Problem to solve:
Extract the full listing verbatim and drop any pictures from your copy.

Material shown:

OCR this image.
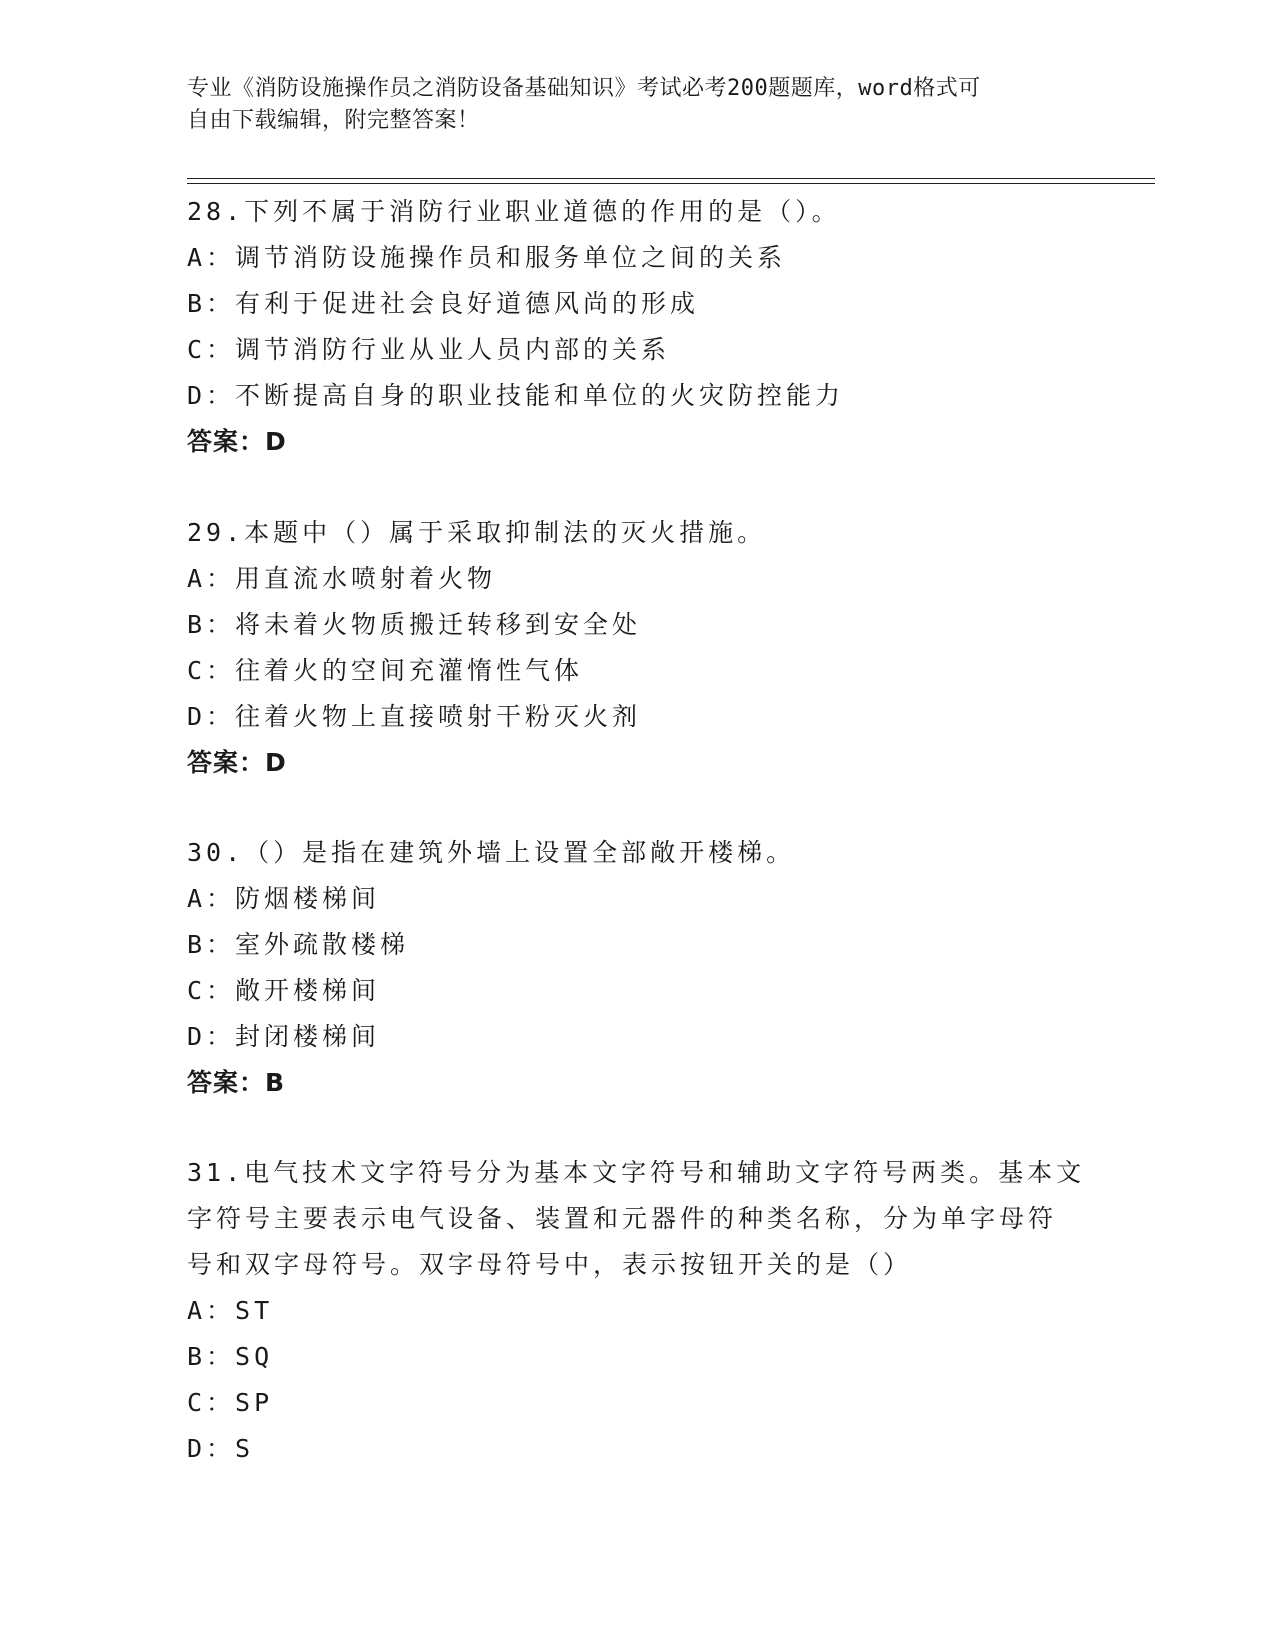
专业《消防设施操作员之消防设备基础知识》考试必考200题题库，word格式可
自由下载编辑，附完整答案！
28.下列不属于消防行业职业道德的作用的是（）。
A：调节消防设施操作员和服务单位之间的关系
B：有利于促进社会良好道德风尚的形成
C：调节消防行业从业人员内部的关系
D：不断提高自身的职业技能和单位的火灾防控能力
答案：D
29.本题中（）属于采取抑制法的灭火措施。
A：用直流水喷射着火物
B：将未着火物质搬迁转移到安全处
C：往着火的空间充灌惰性气体
D：往着火物上直接喷射干粉灭火剂
答案：D
30.（）是指在建筑外墙上设置全部敞开楼梯。
A：防烟楼梯间
B：室外疏散楼梯
C：敞开楼梯间
D：封闭楼梯间
答案：B
31.电气技术文字符号分为基本文字符号和辅助文字符号两类。基本文
字符号主要表示电气设备、装置和元器件的种类名称，分为单字母符
号和双字母符号。双字母符号中，表示按钮开关的是（）
A：ST
B：SQ
C：SP
D：S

The result:
OCR this image.
专业《消防设施操作员之消防设备基础知识》考试必考200题题库，word格式可
自由下载编辑，附完整答案！
28.下列不属于消防行业职业道德的作用的是（）。
A：调节消防设施操作员和服务单位之间的关系
B：有利于促进社会良好道德风尚的形成
C：调节消防行业从业人员内部的关系
D：不断提高自身的职业技能和单位的火灾防控能力
答案：D
29.本题中（）属于采取抑制法的灭火措施。
A：用直流水喷射着火物
B：将未着火物质搬迁转移到安全处
C：往着火的空间充灌惰性气体
D：往着火物上直接喷射干粉灭火剂
答案：D
30.（）是指在建筑外墙上设置全部敞开楼梯。
A：防烟楼梯间
B：室外疏散楼梯
C：敞开楼梯间
D：封闭楼梯间
答案：B
31.电气技术文字符号分为基本文字符号和辅助文字符号两类。基本文
字符号主要表示电气设备、装置和元器件的种类名称，分为单字母符
号和双字母符号。双字母符号中，表示按钮开关的是（）
A：ST
B：SQ
C：SP
D：S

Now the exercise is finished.